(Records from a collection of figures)
-=-=-
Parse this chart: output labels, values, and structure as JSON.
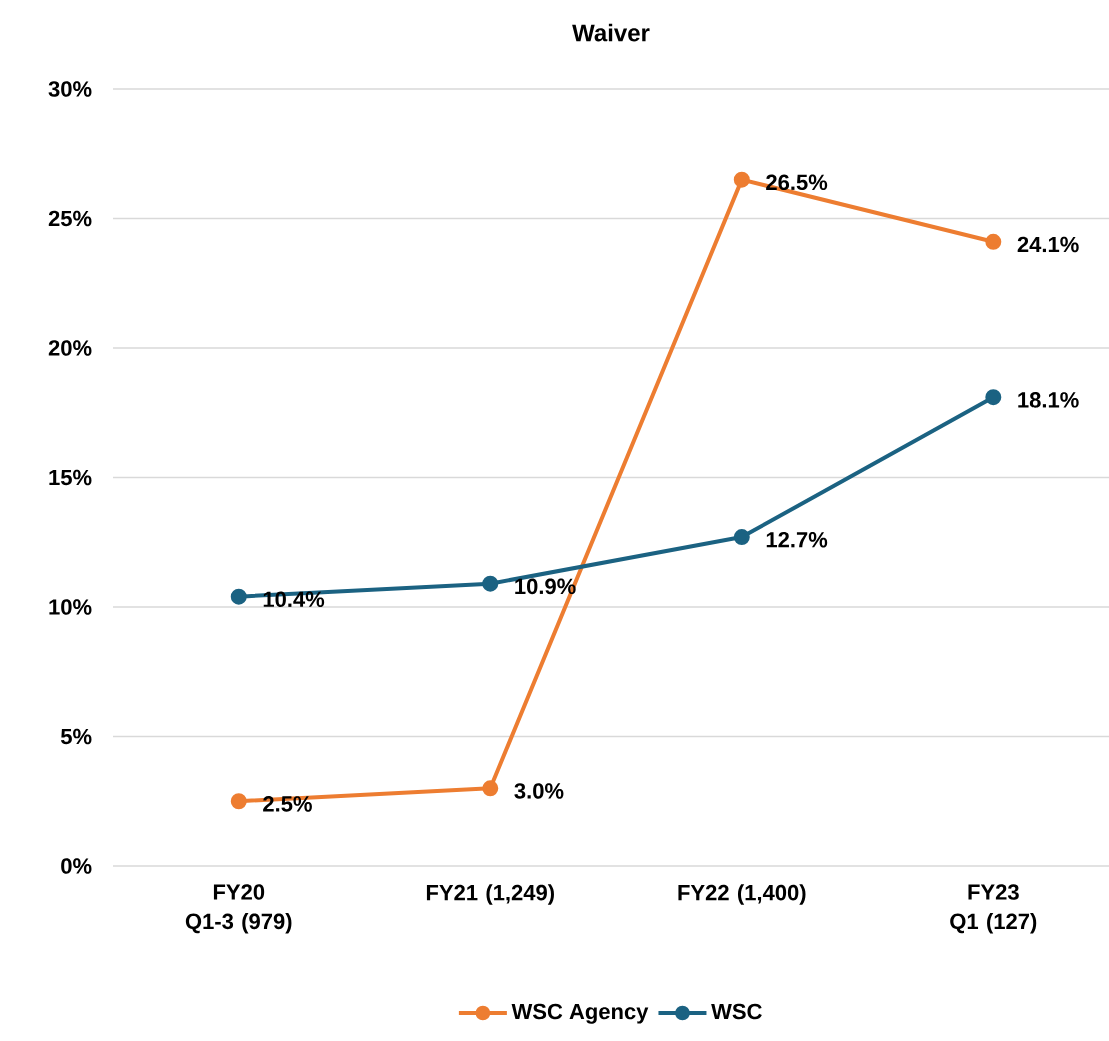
{
  "chart_data": {
    "type": "line",
    "title": "Waiver",
    "categories": [
      "FY20 Q1-3 (979)",
      "FY21 (1,249)",
      "FY22 (1,400)",
      "FY23 Q1 (127)"
    ],
    "series": [
      {
        "name": "WSC Agency",
        "color": "#ed7d31",
        "values": [
          2.5,
          3.0,
          26.5,
          24.1
        ],
        "value_labels": [
          "2.5%",
          "3.0%",
          "26.5%",
          "24.1%"
        ]
      },
      {
        "name": "WSC",
        "color": "#1b6282",
        "values": [
          10.4,
          10.9,
          12.7,
          18.1
        ],
        "value_labels": [
          "10.4%",
          "10.9%",
          "12.7%",
          "18.1%"
        ]
      }
    ],
    "ylim": [
      0,
      30
    ],
    "yticks": [
      {
        "value": 0,
        "label": "0%"
      },
      {
        "value": 5,
        "label": "5%"
      },
      {
        "value": 10,
        "label": "10%"
      },
      {
        "value": 15,
        "label": "15%"
      },
      {
        "value": 20,
        "label": "20%"
      },
      {
        "value": 25,
        "label": "25%"
      },
      {
        "value": 30,
        "label": "30%"
      }
    ],
    "grid": "y",
    "legend": "bottom",
    "marker": "circle",
    "line_style": "solid"
  }
}
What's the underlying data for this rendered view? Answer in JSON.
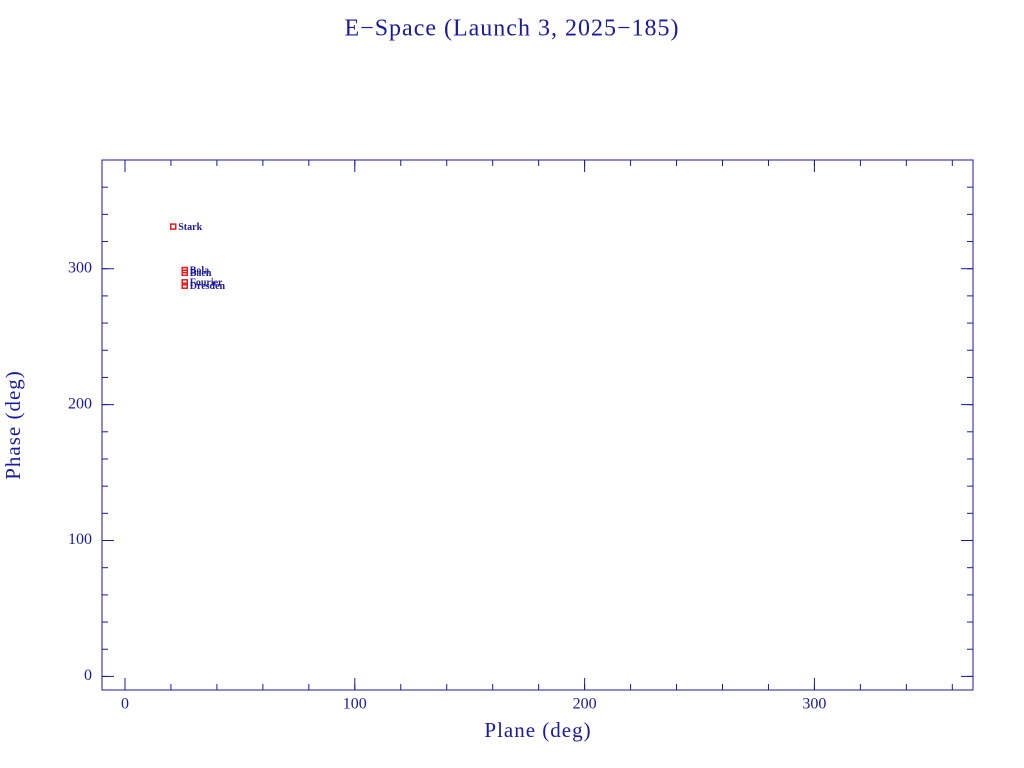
{
  "chart_data": {
    "type": "scatter",
    "title": "E−Space (Launch 3, 2025−185)",
    "xlabel": "Plane (deg)",
    "ylabel": "Phase (deg)",
    "xlim": [
      -10,
      369
    ],
    "ylim": [
      -10,
      380
    ],
    "xticks": [
      0,
      100,
      200,
      300
    ],
    "yticks": [
      0,
      100,
      200,
      300
    ],
    "series": [
      {
        "color": "#e41a1c",
        "label_color": "#1a1a9c",
        "labels": [
          "Stark",
          "Bola",
          "Baen",
          "Fourier",
          "Dresden"
        ],
        "x": [
          21,
          26,
          26,
          26,
          26
        ],
        "values": [
          331,
          299,
          297,
          290,
          287.5
        ]
      }
    ]
  }
}
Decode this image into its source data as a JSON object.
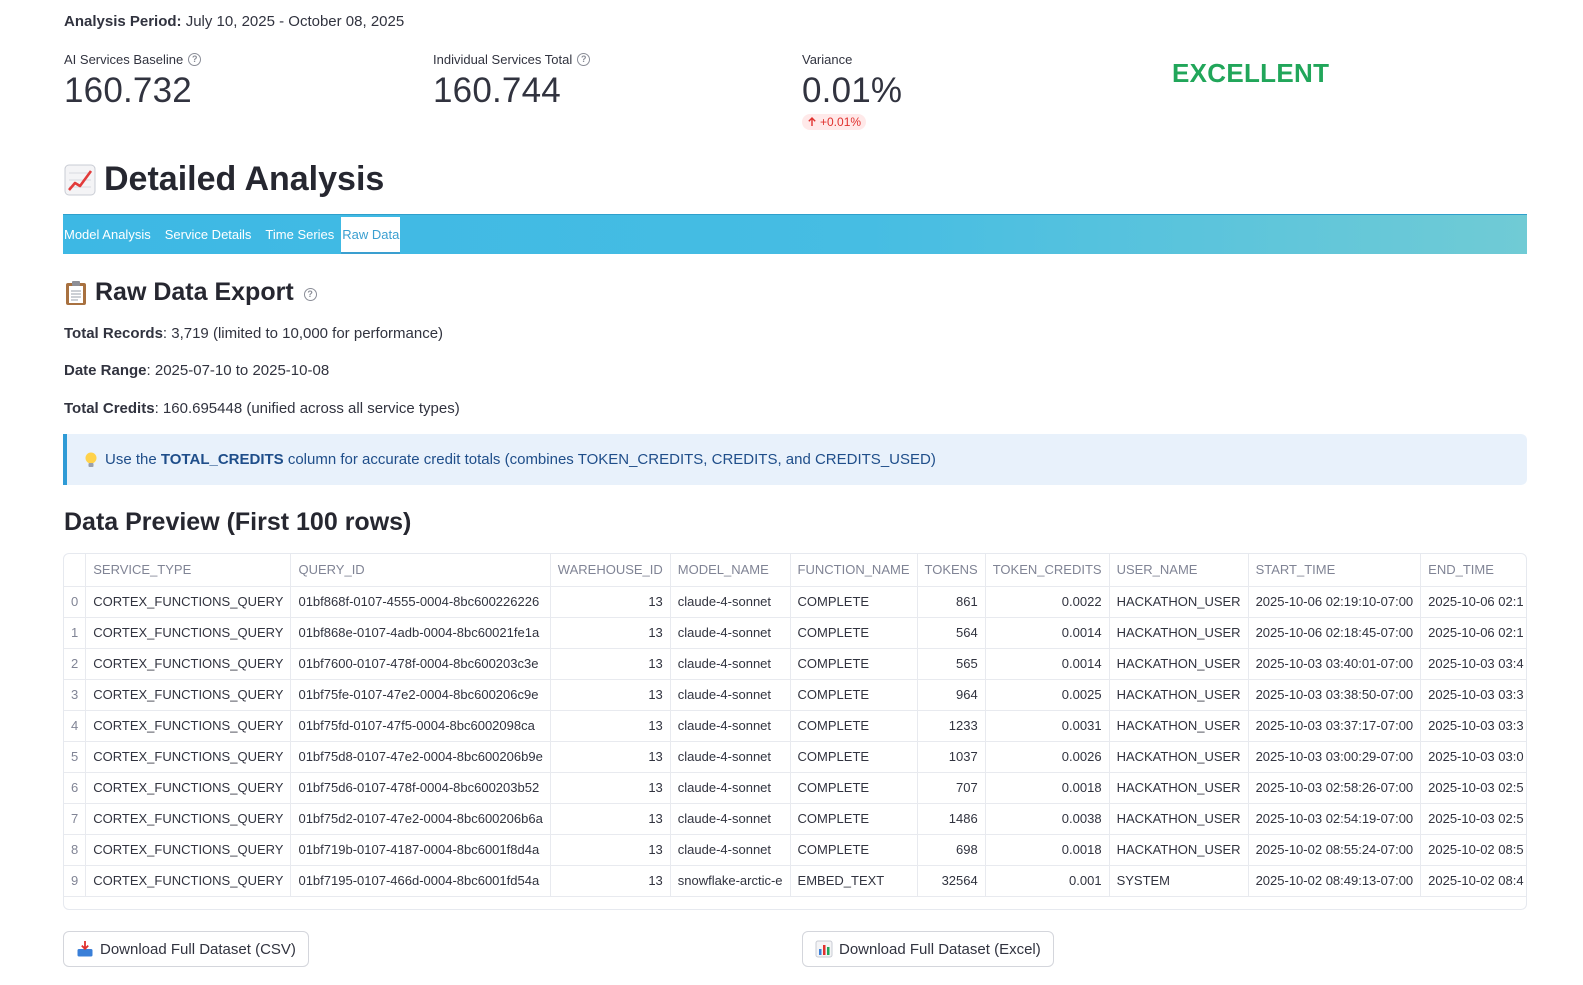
{
  "period": {
    "label": "Analysis Period:",
    "value": "July 10, 2025 - October 08, 2025"
  },
  "metrics": [
    {
      "label": "AI Services Baseline",
      "value": "160.732",
      "help": true
    },
    {
      "label": "Individual Services Total",
      "value": "160.744",
      "help": true
    },
    {
      "label": "Variance",
      "value": "0.01%",
      "delta": "+0.01%",
      "delta_direction": "up",
      "delta_color": "#e0312e"
    }
  ],
  "status": {
    "text": "EXCELLENT",
    "color": "#21a65a"
  },
  "detailed_analysis": {
    "title": "Detailed Analysis",
    "icon": "chart-increasing-icon"
  },
  "tabs": [
    {
      "label": "Model Analysis",
      "active": false
    },
    {
      "label": "Service Details",
      "active": false
    },
    {
      "label": "Time Series",
      "active": false
    },
    {
      "label": "Raw Data",
      "active": true
    }
  ],
  "raw_export": {
    "title": "Raw Data Export",
    "icon": "clipboard-icon",
    "lines": [
      {
        "label": "Total Records",
        "value": ": 3,719 (limited to 10,000 for performance)"
      },
      {
        "label": "Date Range",
        "value": ": 2025-07-10 to 2025-10-08"
      },
      {
        "label": "Total Credits",
        "value": ": 160.695448 (unified across all service types)"
      }
    ]
  },
  "callout": {
    "icon": "lightbulb-icon",
    "prefix": "Use the ",
    "emphasis": "TOTAL_CREDITS",
    "suffix": " column for accurate credit totals (combines TOKEN_CREDITS, CREDITS, and CREDITS_USED)"
  },
  "preview": {
    "title": "Data Preview (First 100 rows)",
    "columns": [
      "",
      "SERVICE_TYPE",
      "QUERY_ID",
      "WAREHOUSE_ID",
      "MODEL_NAME",
      "FUNCTION_NAME",
      "TOKENS",
      "TOKEN_CREDITS",
      "USER_NAME",
      "START_TIME",
      "END_TIME"
    ],
    "rows": [
      [
        "0",
        "CORTEX_FUNCTIONS_QUERY",
        "01bf868f-0107-4555-0004-8bc600226226",
        "13",
        "claude-4-sonnet",
        "COMPLETE",
        "861",
        "0.0022",
        "HACKATHON_USER",
        "2025-10-06 02:19:10-07:00",
        "2025-10-06 02:1"
      ],
      [
        "1",
        "CORTEX_FUNCTIONS_QUERY",
        "01bf868e-0107-4adb-0004-8bc60021fe1a",
        "13",
        "claude-4-sonnet",
        "COMPLETE",
        "564",
        "0.0014",
        "HACKATHON_USER",
        "2025-10-06 02:18:45-07:00",
        "2025-10-06 02:1"
      ],
      [
        "2",
        "CORTEX_FUNCTIONS_QUERY",
        "01bf7600-0107-478f-0004-8bc600203c3e",
        "13",
        "claude-4-sonnet",
        "COMPLETE",
        "565",
        "0.0014",
        "HACKATHON_USER",
        "2025-10-03 03:40:01-07:00",
        "2025-10-03 03:4"
      ],
      [
        "3",
        "CORTEX_FUNCTIONS_QUERY",
        "01bf75fe-0107-47e2-0004-8bc600206c9e",
        "13",
        "claude-4-sonnet",
        "COMPLETE",
        "964",
        "0.0025",
        "HACKATHON_USER",
        "2025-10-03 03:38:50-07:00",
        "2025-10-03 03:3"
      ],
      [
        "4",
        "CORTEX_FUNCTIONS_QUERY",
        "01bf75fd-0107-47f5-0004-8bc6002098ca",
        "13",
        "claude-4-sonnet",
        "COMPLETE",
        "1233",
        "0.0031",
        "HACKATHON_USER",
        "2025-10-03 03:37:17-07:00",
        "2025-10-03 03:3"
      ],
      [
        "5",
        "CORTEX_FUNCTIONS_QUERY",
        "01bf75d8-0107-47e2-0004-8bc600206b9e",
        "13",
        "claude-4-sonnet",
        "COMPLETE",
        "1037",
        "0.0026",
        "HACKATHON_USER",
        "2025-10-03 03:00:29-07:00",
        "2025-10-03 03:0"
      ],
      [
        "6",
        "CORTEX_FUNCTIONS_QUERY",
        "01bf75d6-0107-478f-0004-8bc600203b52",
        "13",
        "claude-4-sonnet",
        "COMPLETE",
        "707",
        "0.0018",
        "HACKATHON_USER",
        "2025-10-03 02:58:26-07:00",
        "2025-10-03 02:5"
      ],
      [
        "7",
        "CORTEX_FUNCTIONS_QUERY",
        "01bf75d2-0107-47e2-0004-8bc600206b6a",
        "13",
        "claude-4-sonnet",
        "COMPLETE",
        "1486",
        "0.0038",
        "HACKATHON_USER",
        "2025-10-03 02:54:19-07:00",
        "2025-10-03 02:5"
      ],
      [
        "8",
        "CORTEX_FUNCTIONS_QUERY",
        "01bf719b-0107-4187-0004-8bc6001f8d4a",
        "13",
        "claude-4-sonnet",
        "COMPLETE",
        "698",
        "0.0018",
        "HACKATHON_USER",
        "2025-10-02 08:55:24-07:00",
        "2025-10-02 08:5"
      ],
      [
        "9",
        "CORTEX_FUNCTIONS_QUERY",
        "01bf7195-0107-466d-0004-8bc6001fd54a",
        "13",
        "snowflake-arctic-e",
        "EMBED_TEXT",
        "32564",
        "0.001",
        "SYSTEM",
        "2025-10-02 08:49:13-07:00",
        "2025-10-02 08:4"
      ]
    ]
  },
  "buttons": {
    "csv": {
      "label": "Download Full Dataset (CSV)",
      "icon": "inbox-tray-icon"
    },
    "excel": {
      "label": "Download Full Dataset (Excel)",
      "icon": "bar-chart-icon"
    }
  }
}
-=-=-
To do: In the listing, find all lines with the string "rows" and copy them.

Solved exercise:
    "title": "Data Preview (First 100 rows)",
    "rows": [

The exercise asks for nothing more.